**Problem requirements**
Locate the word "text" in the data below, then copy every line that holds it.

(Figure content listings)
........

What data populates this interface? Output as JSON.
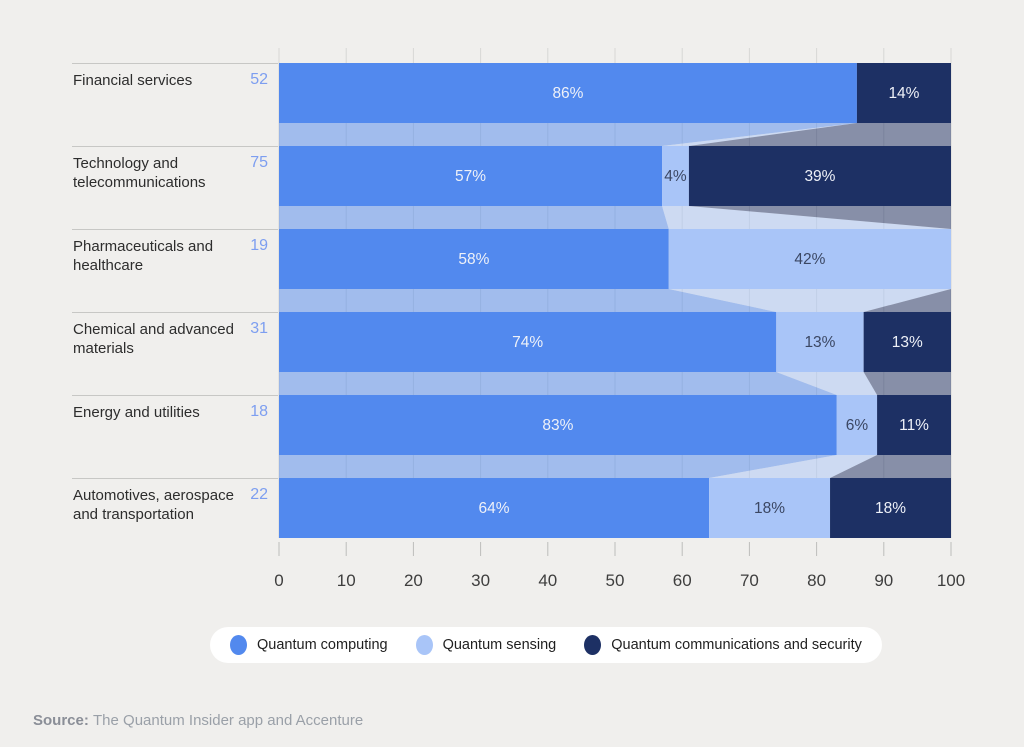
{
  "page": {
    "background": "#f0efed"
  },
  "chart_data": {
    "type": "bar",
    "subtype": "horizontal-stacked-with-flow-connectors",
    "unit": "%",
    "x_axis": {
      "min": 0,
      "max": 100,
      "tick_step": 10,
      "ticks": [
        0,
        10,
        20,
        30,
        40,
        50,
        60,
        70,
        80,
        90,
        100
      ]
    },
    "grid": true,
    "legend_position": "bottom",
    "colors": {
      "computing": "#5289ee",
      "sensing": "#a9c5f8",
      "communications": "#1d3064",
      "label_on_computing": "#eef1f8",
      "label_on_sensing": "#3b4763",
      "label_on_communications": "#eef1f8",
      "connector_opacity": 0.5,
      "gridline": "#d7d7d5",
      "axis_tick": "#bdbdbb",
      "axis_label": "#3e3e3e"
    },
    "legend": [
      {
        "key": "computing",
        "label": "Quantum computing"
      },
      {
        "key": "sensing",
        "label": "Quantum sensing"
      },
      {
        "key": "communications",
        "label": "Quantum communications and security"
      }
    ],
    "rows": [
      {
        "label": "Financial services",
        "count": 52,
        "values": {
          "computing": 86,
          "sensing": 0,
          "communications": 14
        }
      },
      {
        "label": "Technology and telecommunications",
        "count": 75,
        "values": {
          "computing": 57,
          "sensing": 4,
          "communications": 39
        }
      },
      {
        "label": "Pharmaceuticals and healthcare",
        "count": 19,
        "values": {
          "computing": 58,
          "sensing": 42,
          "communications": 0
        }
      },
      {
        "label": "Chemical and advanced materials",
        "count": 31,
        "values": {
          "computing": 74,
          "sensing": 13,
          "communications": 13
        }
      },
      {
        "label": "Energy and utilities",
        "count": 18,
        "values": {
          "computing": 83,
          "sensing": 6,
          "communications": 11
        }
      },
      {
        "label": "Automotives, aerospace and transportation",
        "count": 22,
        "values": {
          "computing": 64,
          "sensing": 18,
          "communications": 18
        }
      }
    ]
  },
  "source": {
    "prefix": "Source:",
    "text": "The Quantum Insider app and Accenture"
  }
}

........

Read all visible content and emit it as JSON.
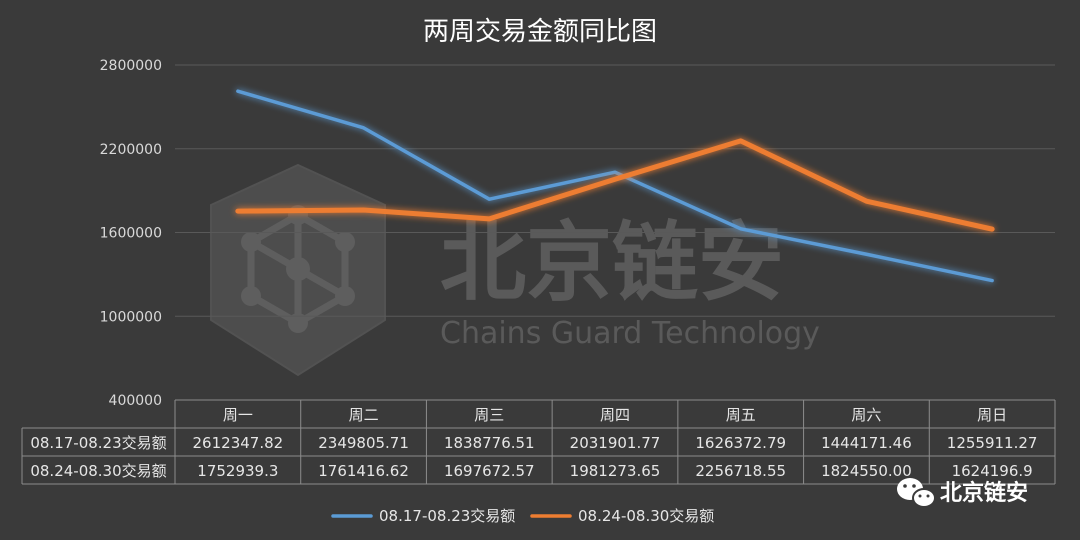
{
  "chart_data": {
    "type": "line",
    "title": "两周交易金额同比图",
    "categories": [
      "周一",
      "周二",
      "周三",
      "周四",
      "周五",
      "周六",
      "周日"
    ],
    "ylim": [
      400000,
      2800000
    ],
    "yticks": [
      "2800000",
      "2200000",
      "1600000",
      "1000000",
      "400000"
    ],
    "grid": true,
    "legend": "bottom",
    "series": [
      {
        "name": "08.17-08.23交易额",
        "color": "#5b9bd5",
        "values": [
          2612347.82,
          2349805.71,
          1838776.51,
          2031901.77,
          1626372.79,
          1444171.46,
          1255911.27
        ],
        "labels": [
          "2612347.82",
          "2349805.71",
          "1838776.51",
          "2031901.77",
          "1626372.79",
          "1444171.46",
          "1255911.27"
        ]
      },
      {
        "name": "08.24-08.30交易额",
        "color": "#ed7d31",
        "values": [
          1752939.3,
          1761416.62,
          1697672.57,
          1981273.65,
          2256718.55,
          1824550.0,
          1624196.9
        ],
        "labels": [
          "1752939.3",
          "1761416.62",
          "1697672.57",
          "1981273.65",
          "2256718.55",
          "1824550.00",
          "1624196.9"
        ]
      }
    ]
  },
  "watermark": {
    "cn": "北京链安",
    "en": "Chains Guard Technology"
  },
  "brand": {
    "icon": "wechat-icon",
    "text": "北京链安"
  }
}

........

**Answer for this exercise**
    "text": "The Quantum Insider app and Accenture"
    "text": "北京链安"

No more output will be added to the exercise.